#### Request:
What is the number of lines in the entries that include the word "Gehäuse"? Respond with the number only.

_ _ _ _ _ _ _

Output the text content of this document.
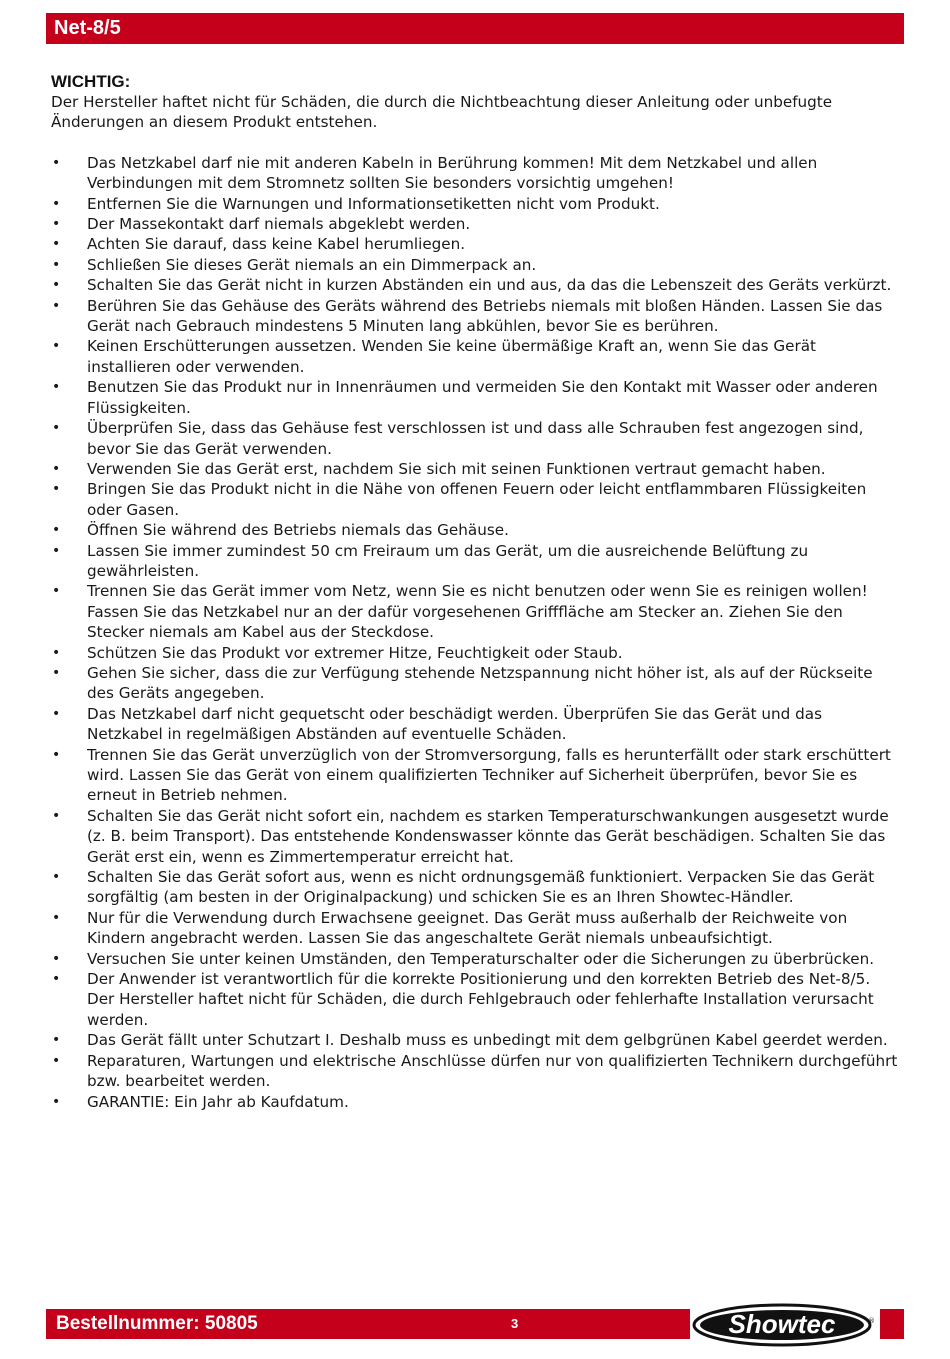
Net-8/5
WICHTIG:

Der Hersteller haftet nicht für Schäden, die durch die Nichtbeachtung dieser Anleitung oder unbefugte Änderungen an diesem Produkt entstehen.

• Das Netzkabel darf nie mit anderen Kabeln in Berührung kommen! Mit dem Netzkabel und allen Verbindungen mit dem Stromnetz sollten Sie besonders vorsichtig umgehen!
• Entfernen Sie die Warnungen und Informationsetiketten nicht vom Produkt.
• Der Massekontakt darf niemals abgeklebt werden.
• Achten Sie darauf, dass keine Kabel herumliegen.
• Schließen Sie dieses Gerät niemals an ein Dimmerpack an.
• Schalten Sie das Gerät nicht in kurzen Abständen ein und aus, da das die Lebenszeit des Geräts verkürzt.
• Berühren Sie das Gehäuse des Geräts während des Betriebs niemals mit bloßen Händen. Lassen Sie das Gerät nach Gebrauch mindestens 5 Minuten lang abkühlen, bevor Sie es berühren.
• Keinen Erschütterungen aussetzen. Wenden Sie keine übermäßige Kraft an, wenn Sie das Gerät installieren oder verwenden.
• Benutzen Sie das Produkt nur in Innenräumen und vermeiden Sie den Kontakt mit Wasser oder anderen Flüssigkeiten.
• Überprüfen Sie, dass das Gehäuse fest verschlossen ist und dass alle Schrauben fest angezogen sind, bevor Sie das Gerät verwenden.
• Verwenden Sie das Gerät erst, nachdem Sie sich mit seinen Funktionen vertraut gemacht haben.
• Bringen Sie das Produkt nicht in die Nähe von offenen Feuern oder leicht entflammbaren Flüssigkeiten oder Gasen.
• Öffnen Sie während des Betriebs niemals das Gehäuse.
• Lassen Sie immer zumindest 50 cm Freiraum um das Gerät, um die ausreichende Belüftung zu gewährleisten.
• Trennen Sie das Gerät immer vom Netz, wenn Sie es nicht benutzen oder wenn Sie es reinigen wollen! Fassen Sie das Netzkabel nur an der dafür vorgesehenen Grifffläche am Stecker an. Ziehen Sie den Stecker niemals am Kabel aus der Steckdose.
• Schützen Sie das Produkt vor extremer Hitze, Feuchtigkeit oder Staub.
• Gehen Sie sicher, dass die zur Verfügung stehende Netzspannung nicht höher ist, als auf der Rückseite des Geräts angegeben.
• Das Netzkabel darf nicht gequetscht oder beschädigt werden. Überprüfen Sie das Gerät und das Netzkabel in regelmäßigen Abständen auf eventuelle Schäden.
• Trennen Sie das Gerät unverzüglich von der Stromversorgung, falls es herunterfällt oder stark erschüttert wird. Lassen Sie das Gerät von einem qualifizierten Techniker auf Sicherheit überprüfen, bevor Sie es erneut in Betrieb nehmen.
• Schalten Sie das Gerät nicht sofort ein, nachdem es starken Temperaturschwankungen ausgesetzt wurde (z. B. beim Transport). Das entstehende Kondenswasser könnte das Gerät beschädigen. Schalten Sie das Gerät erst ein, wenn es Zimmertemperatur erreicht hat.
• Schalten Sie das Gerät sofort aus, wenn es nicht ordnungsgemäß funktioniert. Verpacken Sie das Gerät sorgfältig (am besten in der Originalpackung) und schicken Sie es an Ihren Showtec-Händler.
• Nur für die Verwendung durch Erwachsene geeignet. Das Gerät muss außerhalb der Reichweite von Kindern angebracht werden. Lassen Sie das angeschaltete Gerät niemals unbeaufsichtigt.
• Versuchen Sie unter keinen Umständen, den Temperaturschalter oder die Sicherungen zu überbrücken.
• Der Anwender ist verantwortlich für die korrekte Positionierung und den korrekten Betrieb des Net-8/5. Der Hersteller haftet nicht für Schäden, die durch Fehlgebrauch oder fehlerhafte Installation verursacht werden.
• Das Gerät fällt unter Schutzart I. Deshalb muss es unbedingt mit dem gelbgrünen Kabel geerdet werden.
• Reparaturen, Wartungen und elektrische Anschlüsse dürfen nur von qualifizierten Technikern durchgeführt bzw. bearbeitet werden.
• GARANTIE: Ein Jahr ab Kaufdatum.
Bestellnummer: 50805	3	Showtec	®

_ _ _ _ _ _ _

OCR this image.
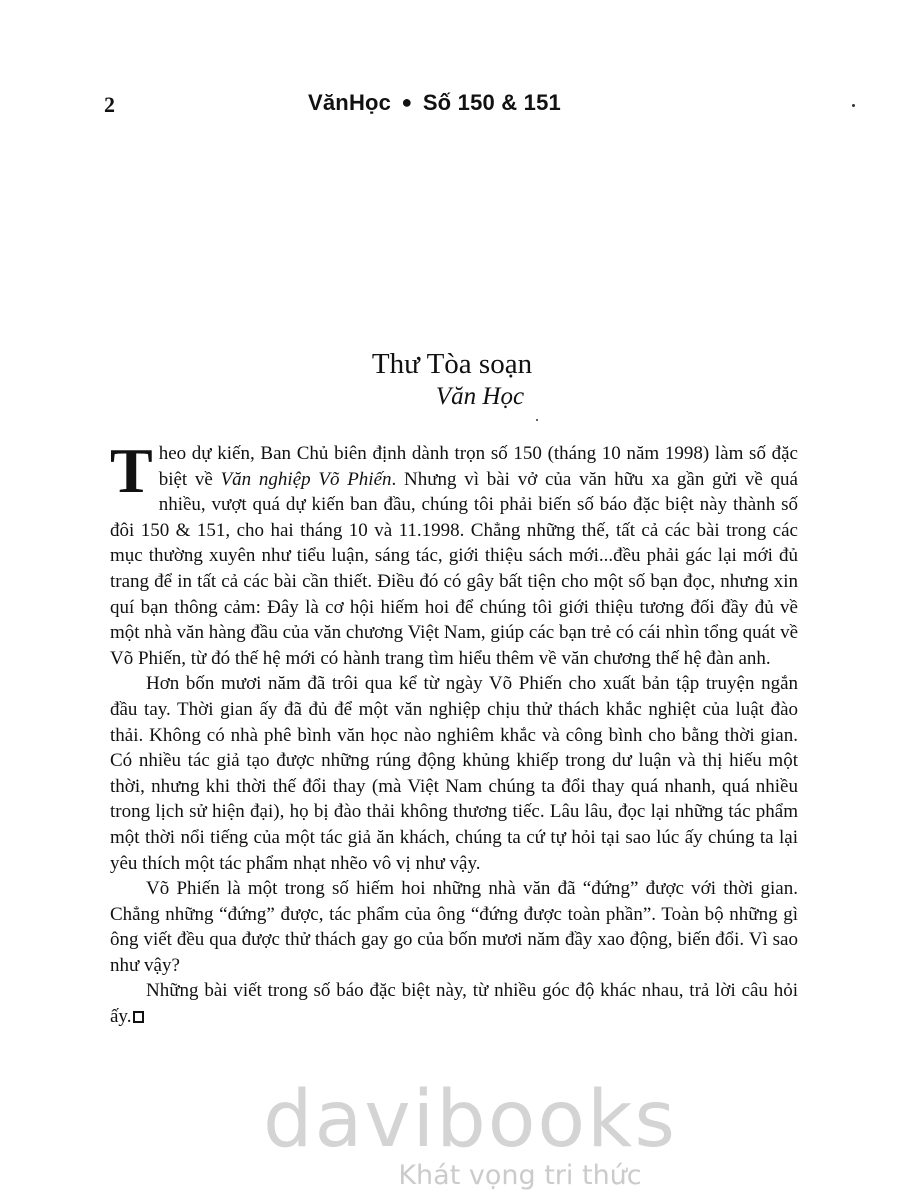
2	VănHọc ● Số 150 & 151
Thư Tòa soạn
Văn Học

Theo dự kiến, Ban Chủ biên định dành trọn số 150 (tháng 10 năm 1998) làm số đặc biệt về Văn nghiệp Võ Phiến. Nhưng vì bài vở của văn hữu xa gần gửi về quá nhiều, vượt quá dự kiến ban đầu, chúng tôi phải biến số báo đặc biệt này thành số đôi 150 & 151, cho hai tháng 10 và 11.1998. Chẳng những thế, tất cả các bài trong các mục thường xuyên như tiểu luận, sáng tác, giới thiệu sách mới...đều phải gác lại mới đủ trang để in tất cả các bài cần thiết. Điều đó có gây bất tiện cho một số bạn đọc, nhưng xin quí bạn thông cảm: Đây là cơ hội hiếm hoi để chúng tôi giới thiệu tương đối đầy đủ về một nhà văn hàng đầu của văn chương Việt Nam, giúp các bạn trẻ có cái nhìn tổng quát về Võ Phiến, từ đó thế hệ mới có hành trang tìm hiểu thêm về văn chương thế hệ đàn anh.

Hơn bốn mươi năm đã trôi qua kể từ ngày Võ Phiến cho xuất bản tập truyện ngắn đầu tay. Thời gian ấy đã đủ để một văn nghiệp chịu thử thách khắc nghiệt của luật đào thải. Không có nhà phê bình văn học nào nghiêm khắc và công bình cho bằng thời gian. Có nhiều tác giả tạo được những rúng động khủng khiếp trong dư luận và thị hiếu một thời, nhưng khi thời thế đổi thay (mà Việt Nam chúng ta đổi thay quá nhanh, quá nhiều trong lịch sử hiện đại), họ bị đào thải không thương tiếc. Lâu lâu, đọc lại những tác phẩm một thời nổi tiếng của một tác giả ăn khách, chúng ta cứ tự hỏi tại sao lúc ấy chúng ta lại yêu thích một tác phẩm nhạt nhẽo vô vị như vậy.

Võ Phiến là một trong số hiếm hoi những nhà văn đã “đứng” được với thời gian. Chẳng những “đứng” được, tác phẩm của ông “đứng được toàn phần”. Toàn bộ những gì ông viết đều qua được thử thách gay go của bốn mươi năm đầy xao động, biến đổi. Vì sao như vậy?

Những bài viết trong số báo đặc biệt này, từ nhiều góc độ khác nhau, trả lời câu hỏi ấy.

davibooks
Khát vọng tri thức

_ _ _ _ _ _ _

#### Output for this task:
3